In the records below, tally every line containing "unten". Report only the total.
* Start Entries provided *
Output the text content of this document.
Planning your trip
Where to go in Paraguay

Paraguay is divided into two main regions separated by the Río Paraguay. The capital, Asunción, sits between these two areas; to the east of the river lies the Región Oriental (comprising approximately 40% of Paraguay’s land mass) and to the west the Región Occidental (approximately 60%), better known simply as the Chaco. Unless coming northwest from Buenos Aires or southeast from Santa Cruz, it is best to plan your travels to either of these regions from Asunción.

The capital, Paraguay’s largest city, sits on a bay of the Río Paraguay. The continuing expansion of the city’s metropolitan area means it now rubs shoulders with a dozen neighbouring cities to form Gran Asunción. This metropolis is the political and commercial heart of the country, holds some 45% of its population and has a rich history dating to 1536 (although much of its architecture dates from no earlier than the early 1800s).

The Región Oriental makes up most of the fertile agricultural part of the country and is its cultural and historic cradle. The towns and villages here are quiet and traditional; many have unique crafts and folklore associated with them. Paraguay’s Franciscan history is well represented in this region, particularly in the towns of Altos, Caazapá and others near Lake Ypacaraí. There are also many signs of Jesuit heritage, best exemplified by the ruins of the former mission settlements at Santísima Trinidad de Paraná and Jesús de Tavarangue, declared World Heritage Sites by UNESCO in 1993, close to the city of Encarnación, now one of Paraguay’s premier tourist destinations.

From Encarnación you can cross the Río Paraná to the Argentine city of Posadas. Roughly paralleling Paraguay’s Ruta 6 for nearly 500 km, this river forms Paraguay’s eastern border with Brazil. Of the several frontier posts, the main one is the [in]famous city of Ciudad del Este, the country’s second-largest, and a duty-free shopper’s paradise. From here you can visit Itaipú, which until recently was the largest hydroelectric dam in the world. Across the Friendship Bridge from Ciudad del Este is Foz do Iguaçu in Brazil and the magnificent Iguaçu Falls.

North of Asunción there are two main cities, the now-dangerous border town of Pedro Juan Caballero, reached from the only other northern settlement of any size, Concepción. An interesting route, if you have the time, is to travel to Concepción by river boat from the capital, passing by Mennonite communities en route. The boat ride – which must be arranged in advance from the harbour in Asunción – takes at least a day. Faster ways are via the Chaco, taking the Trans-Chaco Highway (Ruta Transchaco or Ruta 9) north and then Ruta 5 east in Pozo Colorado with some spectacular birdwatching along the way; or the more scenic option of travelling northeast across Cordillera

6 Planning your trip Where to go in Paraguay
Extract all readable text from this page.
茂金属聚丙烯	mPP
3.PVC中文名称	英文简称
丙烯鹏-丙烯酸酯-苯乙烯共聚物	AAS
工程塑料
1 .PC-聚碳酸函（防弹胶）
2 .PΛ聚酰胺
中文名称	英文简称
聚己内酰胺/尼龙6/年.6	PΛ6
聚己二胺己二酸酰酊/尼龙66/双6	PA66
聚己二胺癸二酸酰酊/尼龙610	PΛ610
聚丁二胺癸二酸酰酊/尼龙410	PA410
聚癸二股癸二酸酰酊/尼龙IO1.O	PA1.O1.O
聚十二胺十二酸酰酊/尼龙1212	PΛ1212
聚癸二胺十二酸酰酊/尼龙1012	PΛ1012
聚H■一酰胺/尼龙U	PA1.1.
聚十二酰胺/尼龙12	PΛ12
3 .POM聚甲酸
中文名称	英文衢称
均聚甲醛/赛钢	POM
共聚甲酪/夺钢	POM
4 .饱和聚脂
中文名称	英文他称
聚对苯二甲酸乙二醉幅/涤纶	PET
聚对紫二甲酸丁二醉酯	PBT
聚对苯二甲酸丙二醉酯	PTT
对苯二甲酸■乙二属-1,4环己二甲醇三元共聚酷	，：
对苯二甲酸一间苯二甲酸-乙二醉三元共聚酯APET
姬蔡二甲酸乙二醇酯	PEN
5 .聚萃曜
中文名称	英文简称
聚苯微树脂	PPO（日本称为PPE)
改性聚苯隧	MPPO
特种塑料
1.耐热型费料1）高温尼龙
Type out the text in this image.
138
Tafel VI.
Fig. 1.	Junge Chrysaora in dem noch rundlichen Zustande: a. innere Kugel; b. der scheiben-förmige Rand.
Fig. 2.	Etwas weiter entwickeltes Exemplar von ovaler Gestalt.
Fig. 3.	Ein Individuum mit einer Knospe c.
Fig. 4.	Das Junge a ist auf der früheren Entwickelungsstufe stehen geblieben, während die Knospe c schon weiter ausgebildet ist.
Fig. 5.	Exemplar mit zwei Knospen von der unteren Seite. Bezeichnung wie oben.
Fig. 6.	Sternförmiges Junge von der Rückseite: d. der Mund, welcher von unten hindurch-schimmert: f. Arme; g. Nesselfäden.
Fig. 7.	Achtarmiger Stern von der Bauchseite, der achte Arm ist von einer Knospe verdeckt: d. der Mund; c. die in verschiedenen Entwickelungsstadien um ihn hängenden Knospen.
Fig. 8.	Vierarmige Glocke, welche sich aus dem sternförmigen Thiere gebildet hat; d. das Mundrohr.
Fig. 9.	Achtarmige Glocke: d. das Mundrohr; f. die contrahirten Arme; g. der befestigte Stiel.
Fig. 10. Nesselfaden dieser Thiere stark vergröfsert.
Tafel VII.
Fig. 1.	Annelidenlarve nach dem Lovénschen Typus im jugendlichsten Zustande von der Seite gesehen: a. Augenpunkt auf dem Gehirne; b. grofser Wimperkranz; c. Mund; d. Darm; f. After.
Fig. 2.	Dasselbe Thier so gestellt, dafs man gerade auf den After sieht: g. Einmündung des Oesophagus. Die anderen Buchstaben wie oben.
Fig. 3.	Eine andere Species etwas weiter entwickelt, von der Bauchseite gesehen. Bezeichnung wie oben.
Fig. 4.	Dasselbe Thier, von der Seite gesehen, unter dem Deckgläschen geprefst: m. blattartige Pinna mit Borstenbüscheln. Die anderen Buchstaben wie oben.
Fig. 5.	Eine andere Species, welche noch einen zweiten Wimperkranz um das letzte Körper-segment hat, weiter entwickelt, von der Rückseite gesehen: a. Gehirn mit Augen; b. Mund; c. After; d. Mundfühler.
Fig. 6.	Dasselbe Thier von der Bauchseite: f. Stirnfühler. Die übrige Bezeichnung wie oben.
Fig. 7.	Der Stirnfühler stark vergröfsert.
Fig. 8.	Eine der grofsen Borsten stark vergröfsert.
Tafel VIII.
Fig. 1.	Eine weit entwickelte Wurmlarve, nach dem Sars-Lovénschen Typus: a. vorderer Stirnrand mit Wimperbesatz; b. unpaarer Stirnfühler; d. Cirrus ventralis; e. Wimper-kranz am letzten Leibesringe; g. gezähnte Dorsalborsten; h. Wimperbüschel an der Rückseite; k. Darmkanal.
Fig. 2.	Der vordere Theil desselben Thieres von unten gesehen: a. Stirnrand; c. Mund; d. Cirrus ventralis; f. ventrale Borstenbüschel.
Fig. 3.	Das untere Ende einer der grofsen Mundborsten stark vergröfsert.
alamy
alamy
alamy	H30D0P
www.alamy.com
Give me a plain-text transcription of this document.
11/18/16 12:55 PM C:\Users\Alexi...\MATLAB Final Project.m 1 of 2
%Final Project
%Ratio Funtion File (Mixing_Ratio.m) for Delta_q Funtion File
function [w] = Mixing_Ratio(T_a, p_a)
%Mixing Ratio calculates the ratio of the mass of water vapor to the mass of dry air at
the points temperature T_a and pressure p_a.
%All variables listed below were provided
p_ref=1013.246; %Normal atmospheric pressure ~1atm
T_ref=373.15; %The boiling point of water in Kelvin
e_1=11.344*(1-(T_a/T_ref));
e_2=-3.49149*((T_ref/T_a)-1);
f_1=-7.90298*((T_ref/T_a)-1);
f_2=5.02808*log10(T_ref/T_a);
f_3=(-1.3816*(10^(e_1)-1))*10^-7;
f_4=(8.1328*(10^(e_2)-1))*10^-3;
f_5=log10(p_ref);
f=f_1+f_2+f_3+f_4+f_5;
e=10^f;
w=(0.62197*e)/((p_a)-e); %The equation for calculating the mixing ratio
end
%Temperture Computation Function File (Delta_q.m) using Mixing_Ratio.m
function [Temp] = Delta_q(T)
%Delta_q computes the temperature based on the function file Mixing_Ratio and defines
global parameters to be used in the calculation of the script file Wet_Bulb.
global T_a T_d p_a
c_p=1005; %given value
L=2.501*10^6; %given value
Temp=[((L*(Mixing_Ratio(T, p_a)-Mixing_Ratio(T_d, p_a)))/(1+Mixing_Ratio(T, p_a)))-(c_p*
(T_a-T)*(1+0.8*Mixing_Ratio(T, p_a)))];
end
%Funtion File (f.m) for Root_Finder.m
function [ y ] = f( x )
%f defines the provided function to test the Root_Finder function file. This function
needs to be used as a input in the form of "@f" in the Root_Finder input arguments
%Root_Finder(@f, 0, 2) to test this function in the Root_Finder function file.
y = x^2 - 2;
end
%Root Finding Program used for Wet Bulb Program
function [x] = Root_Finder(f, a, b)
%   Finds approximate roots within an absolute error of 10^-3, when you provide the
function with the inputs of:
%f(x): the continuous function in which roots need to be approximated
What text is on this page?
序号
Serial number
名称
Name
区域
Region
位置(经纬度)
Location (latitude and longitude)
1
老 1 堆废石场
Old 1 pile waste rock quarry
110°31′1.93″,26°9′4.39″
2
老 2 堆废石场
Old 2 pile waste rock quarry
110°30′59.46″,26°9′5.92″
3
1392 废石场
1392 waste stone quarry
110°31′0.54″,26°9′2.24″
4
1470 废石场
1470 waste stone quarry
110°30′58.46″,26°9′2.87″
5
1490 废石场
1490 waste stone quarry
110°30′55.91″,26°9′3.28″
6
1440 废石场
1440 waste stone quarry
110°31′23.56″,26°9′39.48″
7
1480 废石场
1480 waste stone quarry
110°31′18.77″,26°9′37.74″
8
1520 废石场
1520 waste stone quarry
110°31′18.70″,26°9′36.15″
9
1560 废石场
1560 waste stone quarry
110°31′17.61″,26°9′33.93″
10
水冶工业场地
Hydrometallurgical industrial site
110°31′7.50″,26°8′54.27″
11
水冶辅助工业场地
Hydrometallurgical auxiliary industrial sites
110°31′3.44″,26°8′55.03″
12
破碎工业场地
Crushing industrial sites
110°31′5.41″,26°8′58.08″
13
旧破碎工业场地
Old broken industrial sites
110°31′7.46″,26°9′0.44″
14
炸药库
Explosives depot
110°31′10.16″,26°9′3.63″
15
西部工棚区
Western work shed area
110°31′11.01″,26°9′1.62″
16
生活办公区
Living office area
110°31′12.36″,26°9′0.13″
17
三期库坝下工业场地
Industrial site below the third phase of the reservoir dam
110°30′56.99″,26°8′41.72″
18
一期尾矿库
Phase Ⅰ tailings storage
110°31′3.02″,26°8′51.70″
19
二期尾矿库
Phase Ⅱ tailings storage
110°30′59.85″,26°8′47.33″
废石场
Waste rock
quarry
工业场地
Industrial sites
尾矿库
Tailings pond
* End Entries provided *
**Correct answer**
2